● Task description
Please reproduce only the lines starting with the line with "svg-text:2000: 2000: [476, 330, 499, 341]" and going on through the line with "svg-text:Orange Juice: Orange", changing "Juice" to "Drink" and keeping everything else the same.

::::::

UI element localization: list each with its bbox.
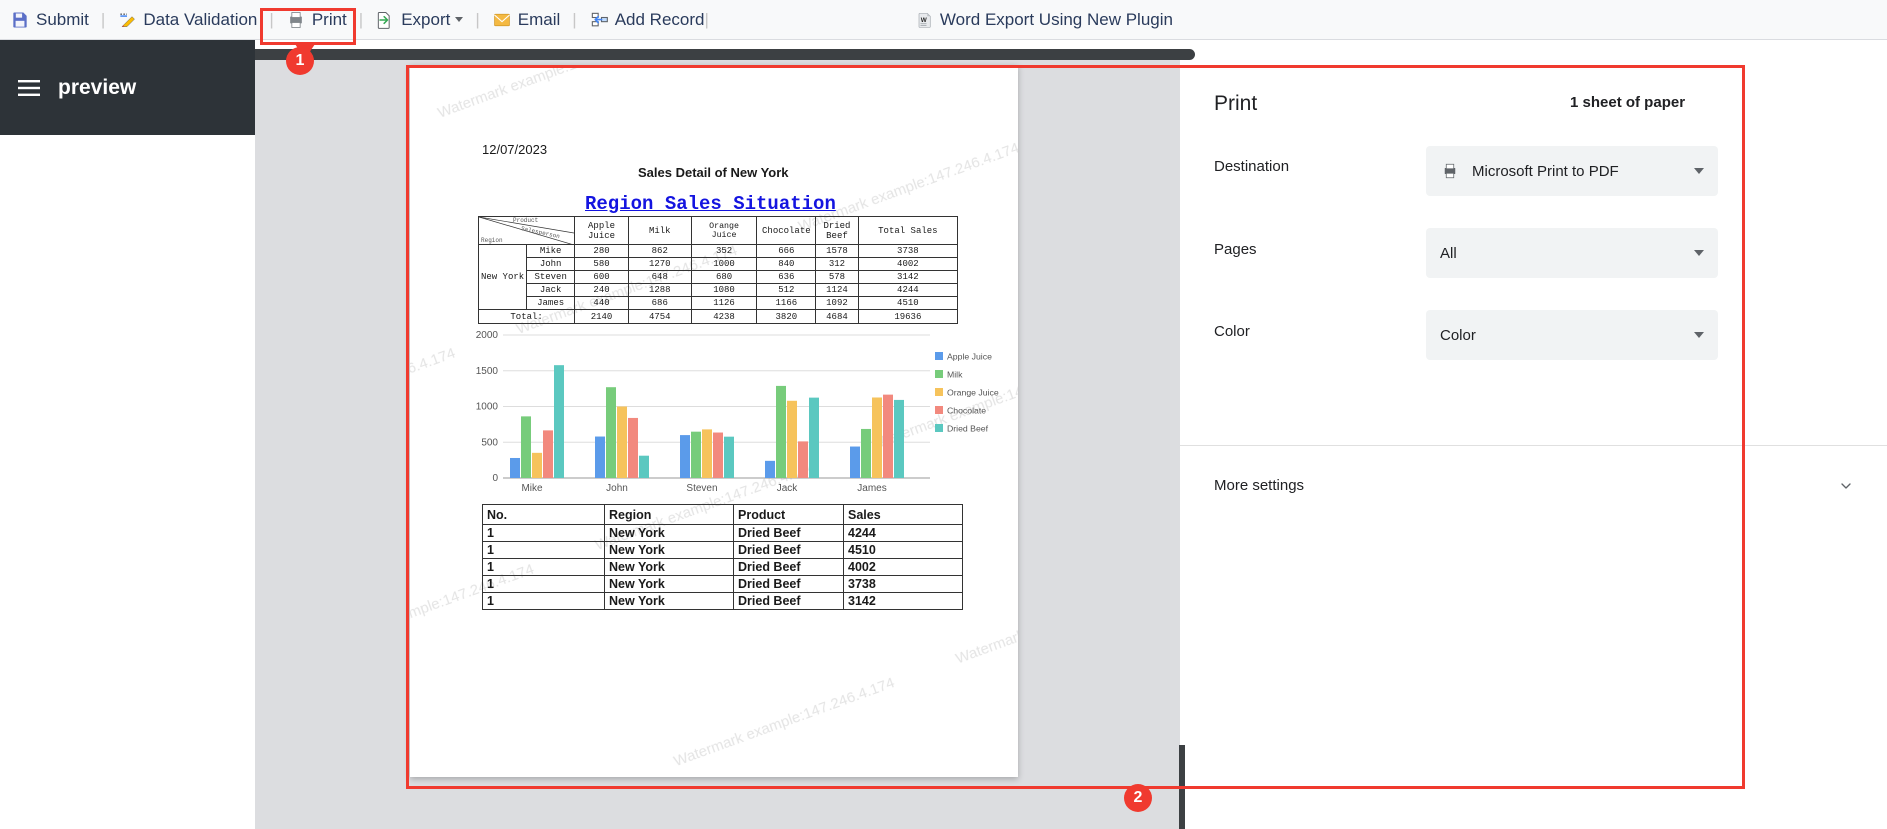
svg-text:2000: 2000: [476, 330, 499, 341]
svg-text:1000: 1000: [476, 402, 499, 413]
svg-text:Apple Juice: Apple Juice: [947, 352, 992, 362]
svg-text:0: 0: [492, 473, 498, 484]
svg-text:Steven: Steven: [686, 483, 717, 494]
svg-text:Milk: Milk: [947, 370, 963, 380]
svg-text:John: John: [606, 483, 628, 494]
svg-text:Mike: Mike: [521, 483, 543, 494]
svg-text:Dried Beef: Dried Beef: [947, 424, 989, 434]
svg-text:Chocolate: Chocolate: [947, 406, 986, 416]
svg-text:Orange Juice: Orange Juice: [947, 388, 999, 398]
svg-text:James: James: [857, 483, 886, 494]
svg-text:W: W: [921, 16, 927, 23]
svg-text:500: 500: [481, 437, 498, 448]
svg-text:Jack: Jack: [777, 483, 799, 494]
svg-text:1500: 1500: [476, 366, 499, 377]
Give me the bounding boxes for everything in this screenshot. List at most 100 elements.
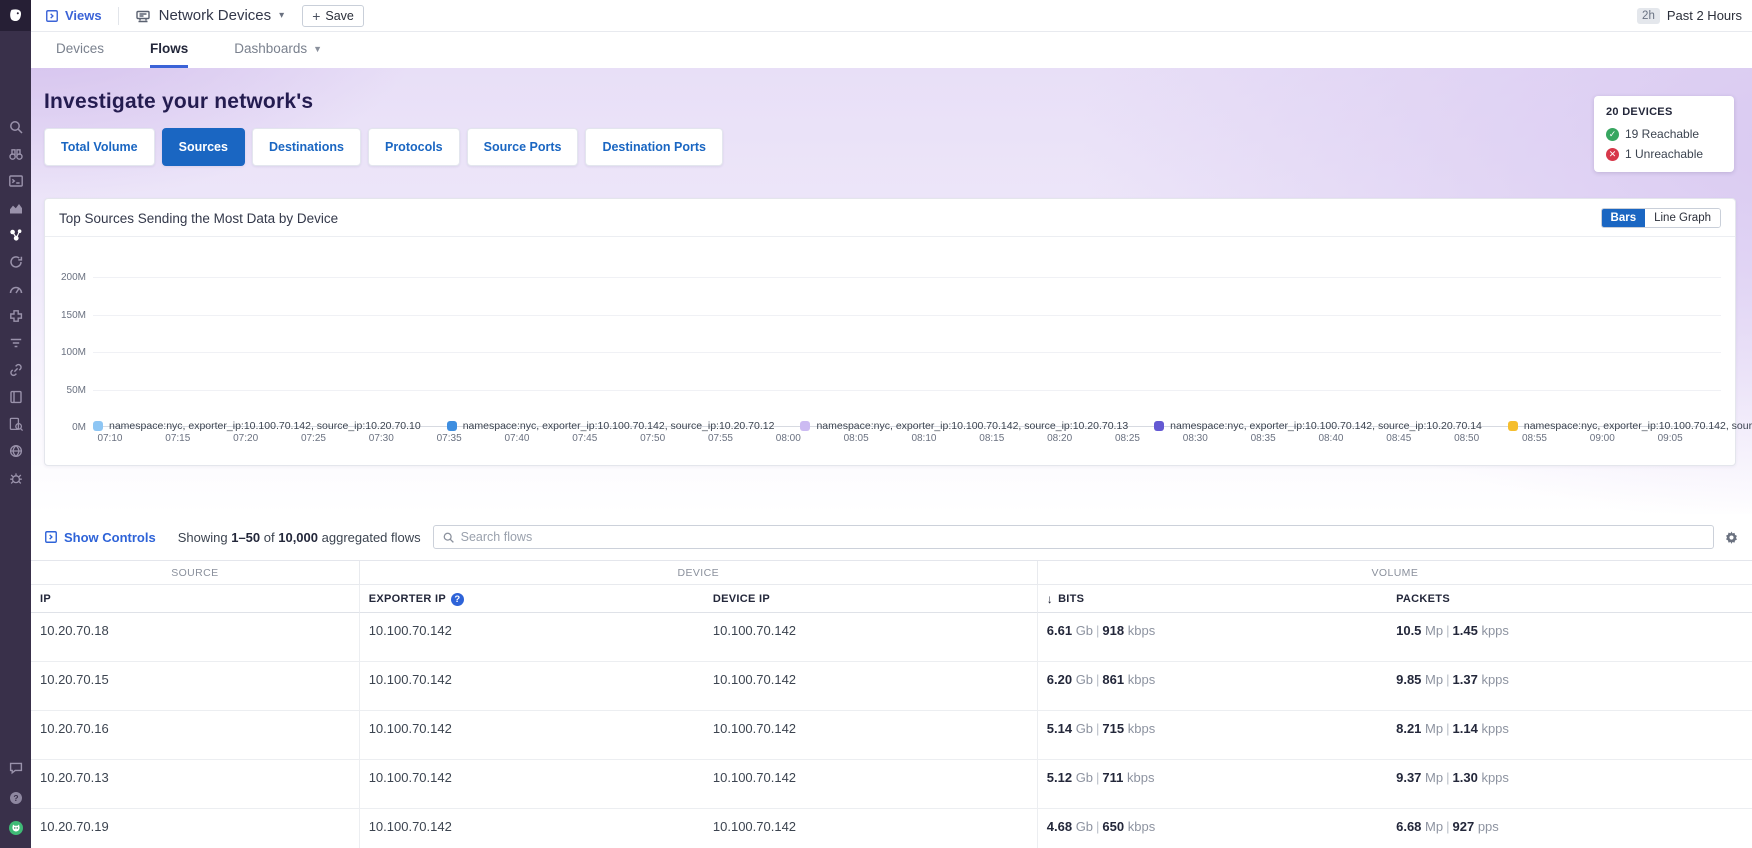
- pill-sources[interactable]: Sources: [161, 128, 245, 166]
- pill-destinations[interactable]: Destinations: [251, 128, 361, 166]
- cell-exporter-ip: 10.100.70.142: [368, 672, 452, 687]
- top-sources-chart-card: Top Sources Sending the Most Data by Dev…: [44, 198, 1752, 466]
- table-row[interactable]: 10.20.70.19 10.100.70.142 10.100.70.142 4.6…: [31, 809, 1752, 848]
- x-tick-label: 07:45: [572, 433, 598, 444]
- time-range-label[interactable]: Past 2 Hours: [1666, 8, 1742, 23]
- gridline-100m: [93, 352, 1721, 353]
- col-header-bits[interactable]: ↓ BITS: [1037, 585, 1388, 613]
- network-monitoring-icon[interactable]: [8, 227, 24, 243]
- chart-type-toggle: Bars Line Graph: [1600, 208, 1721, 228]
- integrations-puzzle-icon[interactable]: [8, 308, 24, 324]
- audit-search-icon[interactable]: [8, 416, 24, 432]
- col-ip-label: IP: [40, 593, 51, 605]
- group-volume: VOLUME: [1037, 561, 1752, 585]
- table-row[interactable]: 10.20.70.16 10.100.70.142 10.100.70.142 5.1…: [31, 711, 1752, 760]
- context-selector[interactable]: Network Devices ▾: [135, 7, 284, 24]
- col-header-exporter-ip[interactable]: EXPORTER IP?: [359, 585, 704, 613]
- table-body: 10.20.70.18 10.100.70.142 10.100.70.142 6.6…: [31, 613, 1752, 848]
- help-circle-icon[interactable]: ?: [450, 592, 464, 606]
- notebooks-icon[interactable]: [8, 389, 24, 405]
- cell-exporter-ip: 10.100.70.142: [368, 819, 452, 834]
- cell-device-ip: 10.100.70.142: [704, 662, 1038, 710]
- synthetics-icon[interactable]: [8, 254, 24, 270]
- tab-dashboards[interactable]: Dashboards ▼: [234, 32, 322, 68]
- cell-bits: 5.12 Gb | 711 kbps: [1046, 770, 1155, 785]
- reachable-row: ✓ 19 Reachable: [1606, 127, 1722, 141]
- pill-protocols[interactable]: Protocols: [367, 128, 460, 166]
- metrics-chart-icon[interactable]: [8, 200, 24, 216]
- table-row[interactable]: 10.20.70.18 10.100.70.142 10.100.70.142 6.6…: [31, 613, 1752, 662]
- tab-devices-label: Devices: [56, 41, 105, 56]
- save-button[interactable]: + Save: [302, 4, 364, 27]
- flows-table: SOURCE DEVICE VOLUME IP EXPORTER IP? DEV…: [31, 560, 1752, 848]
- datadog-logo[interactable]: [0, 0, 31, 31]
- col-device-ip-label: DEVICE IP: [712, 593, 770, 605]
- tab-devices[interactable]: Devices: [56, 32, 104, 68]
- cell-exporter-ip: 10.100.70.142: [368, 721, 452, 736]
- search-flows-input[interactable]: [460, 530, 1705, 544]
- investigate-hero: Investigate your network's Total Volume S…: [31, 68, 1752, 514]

::::::

● Solution to this exercise
svg-text:2000: 2000: [476, 330, 499, 341]
svg-text:1000: 1000: [476, 402, 499, 413]
svg-text:Apple Drink: Apple Drink: [947, 352, 992, 362]
svg-text:0: 0: [492, 473, 498, 484]
svg-text:Steven: Steven: [686, 483, 717, 494]
svg-text:Milk: Milk: [947, 370, 963, 380]
svg-text:John: John: [606, 483, 628, 494]
svg-text:Mike: Mike: [521, 483, 543, 494]
svg-text:Dried Beef: Dried Beef: [947, 424, 989, 434]
svg-text:Chocolate: Chocolate: [947, 406, 986, 416]
svg-text:Orange Drink: Orange Drink: [947, 388, 999, 398]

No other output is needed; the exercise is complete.